> The task: Keep only those lines of the records that include the string "конуса".

--- BEGIN Record list ---

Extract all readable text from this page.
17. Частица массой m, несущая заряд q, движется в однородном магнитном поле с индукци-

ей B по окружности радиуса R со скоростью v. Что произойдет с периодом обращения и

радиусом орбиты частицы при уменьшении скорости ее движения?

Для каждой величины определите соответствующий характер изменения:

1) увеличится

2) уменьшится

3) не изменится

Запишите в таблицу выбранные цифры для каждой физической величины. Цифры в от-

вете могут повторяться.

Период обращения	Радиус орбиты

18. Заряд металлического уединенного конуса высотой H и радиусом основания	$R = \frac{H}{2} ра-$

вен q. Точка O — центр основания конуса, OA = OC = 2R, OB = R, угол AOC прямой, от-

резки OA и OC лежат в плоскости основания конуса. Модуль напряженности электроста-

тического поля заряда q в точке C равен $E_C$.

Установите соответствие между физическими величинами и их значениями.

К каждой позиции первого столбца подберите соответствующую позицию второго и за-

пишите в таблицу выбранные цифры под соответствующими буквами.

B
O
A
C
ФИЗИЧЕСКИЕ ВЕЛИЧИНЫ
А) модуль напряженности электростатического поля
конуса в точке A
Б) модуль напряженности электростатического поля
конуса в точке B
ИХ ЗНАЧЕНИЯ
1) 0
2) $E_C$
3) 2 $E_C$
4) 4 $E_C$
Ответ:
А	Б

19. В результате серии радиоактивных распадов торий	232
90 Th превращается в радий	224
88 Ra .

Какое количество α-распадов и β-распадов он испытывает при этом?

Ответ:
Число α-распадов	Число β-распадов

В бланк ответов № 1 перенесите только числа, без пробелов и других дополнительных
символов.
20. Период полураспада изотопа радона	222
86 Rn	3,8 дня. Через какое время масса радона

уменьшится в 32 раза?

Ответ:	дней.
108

--- END Record list ---

> The response:
18. Заряд металлического уединенного конуса высотой H и радиусом основания	$R = \frac{H}{2} ра-$
вен q. Точка O — центр основания конуса, OA = OC = 2R, OB = R, угол AOC прямой, от-
резки OA и OC лежат в плоскости основания конуса. Модуль напряженности электроста-
конуса в точке A
конуса в точке B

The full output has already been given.